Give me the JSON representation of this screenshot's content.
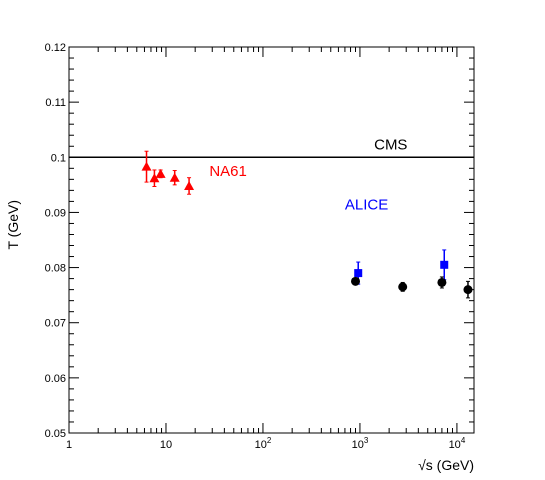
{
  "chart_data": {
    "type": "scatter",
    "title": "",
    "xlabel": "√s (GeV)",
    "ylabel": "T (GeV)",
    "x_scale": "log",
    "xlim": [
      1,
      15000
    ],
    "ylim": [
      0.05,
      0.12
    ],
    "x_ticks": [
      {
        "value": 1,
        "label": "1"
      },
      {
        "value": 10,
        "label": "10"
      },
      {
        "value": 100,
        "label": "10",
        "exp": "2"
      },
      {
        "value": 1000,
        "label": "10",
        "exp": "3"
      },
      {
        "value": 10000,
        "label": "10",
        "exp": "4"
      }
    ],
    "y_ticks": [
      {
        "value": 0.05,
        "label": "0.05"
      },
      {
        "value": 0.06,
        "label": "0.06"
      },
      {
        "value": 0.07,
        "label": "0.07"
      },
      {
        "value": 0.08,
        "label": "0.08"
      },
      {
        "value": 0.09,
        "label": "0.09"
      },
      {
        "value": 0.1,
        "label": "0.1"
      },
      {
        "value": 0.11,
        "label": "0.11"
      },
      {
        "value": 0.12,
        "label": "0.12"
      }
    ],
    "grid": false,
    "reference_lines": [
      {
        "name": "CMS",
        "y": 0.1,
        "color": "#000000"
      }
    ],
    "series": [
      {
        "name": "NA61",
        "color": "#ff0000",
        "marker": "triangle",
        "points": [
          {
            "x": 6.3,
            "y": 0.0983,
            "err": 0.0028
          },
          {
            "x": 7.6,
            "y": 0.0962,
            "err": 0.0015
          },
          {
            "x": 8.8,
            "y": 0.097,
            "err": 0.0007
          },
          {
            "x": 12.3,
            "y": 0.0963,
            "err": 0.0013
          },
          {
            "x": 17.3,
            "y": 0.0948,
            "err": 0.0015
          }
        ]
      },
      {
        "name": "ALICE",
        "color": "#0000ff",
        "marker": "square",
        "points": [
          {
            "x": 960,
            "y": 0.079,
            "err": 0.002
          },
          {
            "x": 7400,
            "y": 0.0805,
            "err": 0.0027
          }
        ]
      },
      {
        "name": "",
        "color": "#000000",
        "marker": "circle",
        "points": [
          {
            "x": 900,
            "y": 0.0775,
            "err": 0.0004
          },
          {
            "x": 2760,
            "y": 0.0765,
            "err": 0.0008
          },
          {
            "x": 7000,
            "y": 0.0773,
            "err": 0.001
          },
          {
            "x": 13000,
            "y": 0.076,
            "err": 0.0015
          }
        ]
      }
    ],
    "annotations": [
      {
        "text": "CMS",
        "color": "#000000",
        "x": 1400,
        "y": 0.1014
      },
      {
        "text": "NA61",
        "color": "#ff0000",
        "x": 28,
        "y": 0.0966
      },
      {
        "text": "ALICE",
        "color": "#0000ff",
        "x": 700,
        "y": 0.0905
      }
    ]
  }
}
···
→ **WHAT NEEDS TO BE DONE**: Only a number is needed: how many lines of the material above contain "marker"?

→ **FINAL RESULT**: 3